--- Start of Material for this task ---

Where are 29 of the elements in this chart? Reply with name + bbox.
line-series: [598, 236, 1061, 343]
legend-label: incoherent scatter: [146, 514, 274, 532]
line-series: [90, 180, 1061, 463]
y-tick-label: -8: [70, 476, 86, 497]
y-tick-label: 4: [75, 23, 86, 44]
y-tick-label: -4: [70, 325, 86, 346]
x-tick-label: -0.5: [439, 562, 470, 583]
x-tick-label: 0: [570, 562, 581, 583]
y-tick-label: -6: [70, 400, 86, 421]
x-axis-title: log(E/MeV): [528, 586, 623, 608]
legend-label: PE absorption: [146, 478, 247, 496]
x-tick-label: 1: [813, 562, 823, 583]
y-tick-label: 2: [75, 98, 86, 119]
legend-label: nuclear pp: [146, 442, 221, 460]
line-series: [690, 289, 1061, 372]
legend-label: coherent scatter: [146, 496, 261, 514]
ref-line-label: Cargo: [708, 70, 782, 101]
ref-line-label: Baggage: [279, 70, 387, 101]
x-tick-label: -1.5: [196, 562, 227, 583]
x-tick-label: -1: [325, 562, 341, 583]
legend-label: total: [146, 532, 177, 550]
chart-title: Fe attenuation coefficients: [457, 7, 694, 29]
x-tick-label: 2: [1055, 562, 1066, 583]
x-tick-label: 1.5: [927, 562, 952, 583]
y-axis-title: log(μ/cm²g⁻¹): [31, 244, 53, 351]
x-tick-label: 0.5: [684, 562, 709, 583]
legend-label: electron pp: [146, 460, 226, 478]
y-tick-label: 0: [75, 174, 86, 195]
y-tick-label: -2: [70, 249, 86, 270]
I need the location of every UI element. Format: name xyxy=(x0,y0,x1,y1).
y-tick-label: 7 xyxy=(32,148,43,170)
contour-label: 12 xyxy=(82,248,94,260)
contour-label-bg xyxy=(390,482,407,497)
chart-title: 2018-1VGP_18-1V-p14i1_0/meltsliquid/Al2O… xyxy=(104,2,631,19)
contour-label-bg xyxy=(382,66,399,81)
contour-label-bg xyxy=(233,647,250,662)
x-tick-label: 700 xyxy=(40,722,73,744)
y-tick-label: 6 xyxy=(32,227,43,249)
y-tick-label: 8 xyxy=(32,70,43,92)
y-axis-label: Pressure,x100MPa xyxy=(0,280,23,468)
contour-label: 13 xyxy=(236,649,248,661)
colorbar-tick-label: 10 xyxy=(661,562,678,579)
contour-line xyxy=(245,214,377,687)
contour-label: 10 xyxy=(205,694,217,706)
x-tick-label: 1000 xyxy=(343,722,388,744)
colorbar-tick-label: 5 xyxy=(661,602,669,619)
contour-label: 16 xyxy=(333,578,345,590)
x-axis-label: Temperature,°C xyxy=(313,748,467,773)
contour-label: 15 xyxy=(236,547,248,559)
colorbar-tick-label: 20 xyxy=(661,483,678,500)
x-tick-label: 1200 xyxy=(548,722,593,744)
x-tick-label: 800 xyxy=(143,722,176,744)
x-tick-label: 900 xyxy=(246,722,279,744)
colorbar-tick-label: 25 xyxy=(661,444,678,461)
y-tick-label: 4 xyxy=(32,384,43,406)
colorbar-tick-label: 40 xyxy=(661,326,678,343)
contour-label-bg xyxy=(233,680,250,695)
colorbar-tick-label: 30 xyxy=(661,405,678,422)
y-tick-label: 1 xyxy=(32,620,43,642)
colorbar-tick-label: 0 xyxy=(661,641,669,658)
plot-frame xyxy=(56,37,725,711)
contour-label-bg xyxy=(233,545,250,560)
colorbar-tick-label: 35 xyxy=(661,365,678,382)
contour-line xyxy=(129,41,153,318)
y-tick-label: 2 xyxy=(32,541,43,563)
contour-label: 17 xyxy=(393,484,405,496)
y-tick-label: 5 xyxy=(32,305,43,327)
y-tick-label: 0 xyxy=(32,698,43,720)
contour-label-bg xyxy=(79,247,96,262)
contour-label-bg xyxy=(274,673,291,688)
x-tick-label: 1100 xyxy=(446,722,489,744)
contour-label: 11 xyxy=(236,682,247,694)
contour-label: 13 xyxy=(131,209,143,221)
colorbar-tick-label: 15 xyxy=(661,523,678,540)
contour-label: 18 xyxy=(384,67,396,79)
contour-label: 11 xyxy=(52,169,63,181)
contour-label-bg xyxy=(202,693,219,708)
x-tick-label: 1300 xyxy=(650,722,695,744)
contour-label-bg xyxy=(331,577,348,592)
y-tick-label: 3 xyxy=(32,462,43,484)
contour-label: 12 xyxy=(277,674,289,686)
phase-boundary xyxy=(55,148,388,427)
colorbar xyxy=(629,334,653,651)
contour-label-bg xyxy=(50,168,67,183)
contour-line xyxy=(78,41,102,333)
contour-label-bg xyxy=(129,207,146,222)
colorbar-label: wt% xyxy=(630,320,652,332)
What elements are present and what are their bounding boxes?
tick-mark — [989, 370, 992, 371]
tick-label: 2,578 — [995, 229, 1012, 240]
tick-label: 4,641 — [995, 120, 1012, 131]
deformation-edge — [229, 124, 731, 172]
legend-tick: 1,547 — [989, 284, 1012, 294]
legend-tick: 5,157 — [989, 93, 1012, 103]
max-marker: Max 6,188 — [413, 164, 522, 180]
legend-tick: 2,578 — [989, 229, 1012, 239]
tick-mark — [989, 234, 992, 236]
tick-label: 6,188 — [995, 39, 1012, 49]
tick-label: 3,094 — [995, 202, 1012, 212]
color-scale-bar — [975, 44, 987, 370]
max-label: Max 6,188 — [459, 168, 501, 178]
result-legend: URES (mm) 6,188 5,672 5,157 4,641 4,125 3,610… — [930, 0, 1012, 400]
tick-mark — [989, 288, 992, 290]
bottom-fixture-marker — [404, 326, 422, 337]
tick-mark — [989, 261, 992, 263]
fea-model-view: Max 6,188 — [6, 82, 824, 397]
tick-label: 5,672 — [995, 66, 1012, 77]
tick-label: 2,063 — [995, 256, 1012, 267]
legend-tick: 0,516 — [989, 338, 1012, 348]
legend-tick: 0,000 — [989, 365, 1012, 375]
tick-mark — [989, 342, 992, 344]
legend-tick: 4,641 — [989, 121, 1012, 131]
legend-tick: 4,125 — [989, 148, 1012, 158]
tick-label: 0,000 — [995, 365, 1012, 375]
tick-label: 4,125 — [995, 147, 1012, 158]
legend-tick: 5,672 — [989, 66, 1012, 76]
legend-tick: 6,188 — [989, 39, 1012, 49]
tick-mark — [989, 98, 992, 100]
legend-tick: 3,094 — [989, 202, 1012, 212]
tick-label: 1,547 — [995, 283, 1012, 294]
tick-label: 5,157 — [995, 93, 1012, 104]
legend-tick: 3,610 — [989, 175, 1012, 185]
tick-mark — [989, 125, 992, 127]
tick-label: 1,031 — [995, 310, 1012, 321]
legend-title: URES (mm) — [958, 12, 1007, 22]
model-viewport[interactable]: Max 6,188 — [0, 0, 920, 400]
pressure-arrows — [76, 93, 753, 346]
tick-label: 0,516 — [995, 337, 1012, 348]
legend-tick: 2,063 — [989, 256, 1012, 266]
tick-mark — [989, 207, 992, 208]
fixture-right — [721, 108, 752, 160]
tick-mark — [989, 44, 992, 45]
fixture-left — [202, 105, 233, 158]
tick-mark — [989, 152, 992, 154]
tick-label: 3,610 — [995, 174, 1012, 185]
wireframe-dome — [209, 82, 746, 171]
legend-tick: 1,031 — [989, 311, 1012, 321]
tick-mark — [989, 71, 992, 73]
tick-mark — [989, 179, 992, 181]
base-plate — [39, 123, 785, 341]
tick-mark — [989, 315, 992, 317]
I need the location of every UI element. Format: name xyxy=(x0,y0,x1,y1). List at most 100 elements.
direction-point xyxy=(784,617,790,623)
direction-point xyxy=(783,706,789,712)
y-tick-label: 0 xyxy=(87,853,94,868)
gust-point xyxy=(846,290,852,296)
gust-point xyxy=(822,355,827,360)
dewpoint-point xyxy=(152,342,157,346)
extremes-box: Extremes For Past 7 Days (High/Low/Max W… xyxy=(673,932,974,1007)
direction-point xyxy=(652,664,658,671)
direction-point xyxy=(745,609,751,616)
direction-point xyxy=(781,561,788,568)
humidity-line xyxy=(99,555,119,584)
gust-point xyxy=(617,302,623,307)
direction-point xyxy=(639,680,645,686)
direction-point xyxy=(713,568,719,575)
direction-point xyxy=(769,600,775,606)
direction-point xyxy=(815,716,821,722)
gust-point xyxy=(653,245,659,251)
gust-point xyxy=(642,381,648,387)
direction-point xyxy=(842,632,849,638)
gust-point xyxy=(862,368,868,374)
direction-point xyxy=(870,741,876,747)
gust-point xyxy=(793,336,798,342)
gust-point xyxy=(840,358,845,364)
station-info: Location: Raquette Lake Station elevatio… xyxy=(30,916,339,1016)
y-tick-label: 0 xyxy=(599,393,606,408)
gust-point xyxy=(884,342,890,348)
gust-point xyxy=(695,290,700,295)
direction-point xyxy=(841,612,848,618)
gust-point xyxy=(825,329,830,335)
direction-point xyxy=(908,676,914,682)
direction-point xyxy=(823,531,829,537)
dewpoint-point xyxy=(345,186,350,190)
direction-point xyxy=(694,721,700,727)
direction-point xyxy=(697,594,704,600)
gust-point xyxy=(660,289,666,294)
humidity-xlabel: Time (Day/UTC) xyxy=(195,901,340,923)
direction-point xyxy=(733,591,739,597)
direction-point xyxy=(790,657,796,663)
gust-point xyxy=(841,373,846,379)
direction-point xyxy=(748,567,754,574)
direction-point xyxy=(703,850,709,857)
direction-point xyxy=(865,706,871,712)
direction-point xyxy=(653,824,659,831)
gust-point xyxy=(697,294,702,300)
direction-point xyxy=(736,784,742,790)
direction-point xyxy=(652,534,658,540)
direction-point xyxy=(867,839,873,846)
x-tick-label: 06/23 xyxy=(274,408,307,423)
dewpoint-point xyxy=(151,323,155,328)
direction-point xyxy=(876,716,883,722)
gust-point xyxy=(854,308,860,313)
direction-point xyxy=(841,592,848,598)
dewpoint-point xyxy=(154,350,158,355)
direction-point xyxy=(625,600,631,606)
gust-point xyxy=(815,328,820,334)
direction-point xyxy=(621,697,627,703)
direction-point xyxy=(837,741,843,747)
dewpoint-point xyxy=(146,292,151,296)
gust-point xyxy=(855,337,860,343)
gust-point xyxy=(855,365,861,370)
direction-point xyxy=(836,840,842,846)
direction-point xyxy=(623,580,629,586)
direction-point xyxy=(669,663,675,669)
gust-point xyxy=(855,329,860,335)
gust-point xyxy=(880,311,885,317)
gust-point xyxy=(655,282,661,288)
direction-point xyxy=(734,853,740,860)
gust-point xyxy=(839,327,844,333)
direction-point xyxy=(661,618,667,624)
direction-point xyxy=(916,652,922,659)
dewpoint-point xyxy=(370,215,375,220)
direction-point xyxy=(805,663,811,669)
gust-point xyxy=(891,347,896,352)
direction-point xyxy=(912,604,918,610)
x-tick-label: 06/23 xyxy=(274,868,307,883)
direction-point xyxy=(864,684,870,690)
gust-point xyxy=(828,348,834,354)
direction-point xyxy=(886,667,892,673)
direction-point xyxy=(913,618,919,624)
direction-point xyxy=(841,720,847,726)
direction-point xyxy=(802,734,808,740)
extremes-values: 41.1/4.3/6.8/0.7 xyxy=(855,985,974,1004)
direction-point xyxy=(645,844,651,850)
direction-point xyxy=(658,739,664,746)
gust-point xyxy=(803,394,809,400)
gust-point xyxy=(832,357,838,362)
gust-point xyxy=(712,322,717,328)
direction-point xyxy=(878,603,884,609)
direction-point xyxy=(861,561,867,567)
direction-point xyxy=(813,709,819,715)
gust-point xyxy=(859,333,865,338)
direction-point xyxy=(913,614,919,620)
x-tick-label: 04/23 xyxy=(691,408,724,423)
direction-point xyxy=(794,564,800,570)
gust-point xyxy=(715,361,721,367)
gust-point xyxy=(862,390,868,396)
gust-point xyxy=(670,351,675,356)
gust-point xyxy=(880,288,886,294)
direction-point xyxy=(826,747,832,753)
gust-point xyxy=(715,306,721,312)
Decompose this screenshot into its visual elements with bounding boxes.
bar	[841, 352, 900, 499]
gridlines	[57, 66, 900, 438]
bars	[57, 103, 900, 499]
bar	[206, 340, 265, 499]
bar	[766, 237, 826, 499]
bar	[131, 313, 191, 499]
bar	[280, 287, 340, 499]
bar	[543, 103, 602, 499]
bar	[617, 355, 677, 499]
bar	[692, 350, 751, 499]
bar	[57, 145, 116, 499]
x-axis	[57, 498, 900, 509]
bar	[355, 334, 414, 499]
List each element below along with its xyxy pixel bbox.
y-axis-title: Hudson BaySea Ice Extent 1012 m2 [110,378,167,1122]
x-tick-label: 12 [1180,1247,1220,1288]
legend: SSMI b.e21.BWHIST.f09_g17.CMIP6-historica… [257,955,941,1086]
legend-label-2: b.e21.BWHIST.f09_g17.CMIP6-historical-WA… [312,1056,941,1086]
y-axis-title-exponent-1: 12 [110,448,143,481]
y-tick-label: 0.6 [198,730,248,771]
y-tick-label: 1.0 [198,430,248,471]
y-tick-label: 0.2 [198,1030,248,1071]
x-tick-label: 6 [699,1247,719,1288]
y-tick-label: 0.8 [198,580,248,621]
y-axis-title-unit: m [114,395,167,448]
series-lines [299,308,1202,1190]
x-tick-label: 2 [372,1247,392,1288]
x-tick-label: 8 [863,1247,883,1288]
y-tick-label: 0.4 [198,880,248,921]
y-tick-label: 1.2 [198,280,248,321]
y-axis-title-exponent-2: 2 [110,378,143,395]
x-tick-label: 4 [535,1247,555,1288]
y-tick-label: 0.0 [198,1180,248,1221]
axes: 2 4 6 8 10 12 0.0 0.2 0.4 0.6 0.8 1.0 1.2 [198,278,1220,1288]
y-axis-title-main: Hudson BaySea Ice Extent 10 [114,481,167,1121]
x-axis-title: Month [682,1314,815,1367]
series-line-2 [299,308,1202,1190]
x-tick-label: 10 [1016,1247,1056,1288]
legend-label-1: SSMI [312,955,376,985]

--- End of Material for this task ---

__Set task__.
Repeat the rows word for word, from the first one through the line containing "ref-line-label: Cargo: [708, 70, 782, 101]", including that line.

__Full solution__.
Where are 29 of the elements in this chart? Reply with name + bbox.
line-series: [598, 236, 1061, 343]
legend-label: incoherent scatter: [146, 514, 274, 532]
line-series: [90, 180, 1061, 463]
y-tick-label: -8: [70, 476, 86, 497]
y-tick-label: 4: [75, 23, 86, 44]
y-tick-label: -4: [70, 325, 86, 346]
x-tick-label: -0.5: [439, 562, 470, 583]
x-tick-label: 0: [570, 562, 581, 583]
y-tick-label: -6: [70, 400, 86, 421]
x-axis-title: log(E/MeV): [528, 586, 623, 608]
legend-label: PE absorption: [146, 478, 247, 496]
x-tick-label: 1: [813, 562, 823, 583]
y-tick-label: 2: [75, 98, 86, 119]
legend-label: nuclear pp: [146, 442, 221, 460]
line-series: [690, 289, 1061, 372]
legend-label: coherent scatter: [146, 496, 261, 514]
ref-line-label: Cargo: [708, 70, 782, 101]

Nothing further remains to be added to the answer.